Entries taken from a collection

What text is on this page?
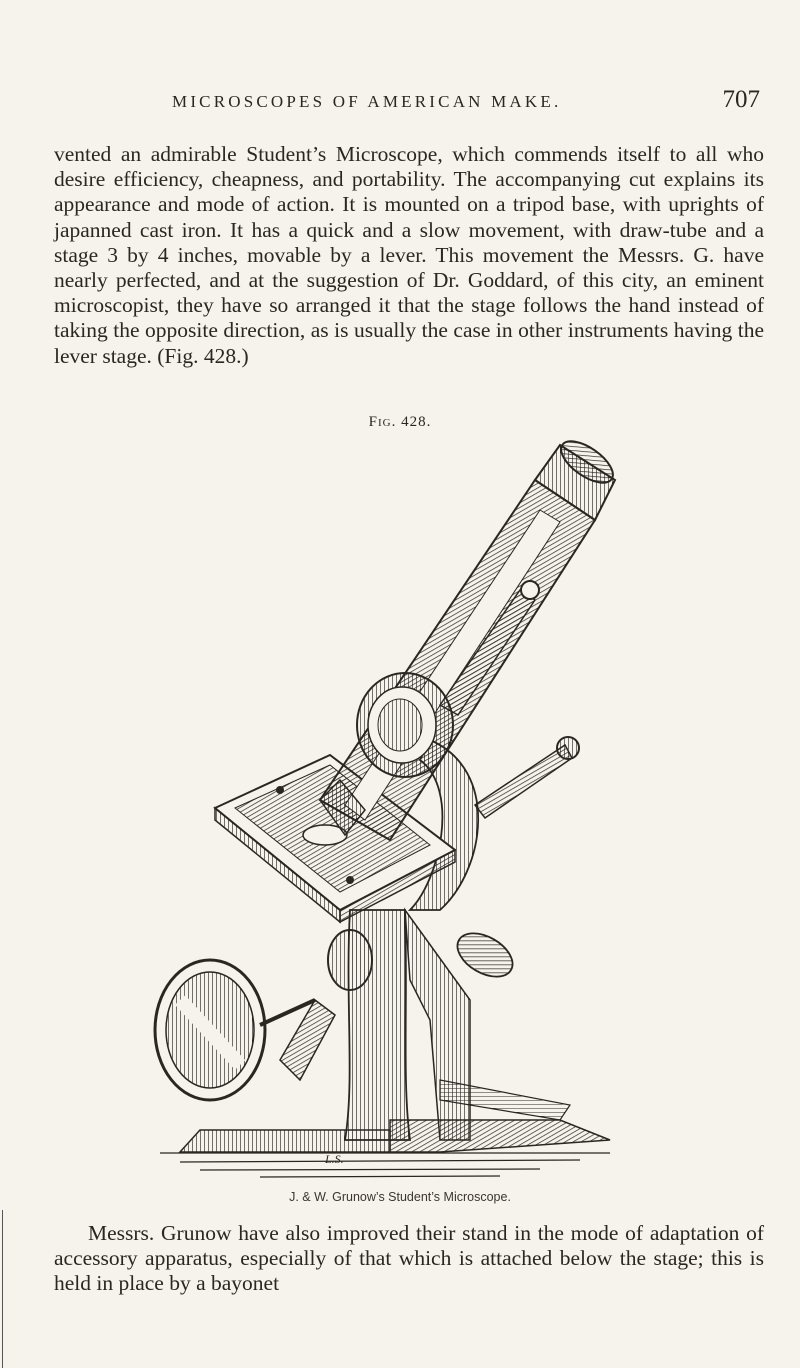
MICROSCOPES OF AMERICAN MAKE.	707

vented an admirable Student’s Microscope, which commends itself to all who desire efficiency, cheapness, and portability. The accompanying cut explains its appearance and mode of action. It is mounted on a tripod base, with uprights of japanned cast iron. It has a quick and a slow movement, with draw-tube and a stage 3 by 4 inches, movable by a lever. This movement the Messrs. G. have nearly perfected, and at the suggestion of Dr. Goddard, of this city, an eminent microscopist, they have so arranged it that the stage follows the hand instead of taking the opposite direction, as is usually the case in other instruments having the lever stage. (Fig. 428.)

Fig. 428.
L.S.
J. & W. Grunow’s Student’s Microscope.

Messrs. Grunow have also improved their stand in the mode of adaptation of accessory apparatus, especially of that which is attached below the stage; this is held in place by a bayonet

= Instructions to follow =
Reproduce each record from above exactly; pictures do not belong in the copy.

= Response =
What text is on this page?
MICROSCOPES OF AMERICAN MAKE.	707

vented an admirable Student’s Microscope, which commends itself to all who desire efficiency, cheapness, and portability. The accompanying cut explains its appearance and mode of action. It is mounted on a tripod base, with uprights of japanned cast iron. It has a quick and a slow movement, with draw-tube and a stage 3 by 4 inches, movable by a lever. This movement the Messrs. G. have nearly perfected, and at the suggestion of Dr. Goddard, of this city, an eminent microscopist, they have so arranged it that the stage follows the hand instead of taking the opposite direction, as is usually the case in other instruments having the lever stage. (Fig. 428.)

Fig. 428.
L.S.
J. & W. Grunow’s Student’s Microscope.

Messrs. Grunow have also improved their stand in the mode of adaptation of accessory apparatus, especially of that which is attached below the stage; this is held in place by a bayonet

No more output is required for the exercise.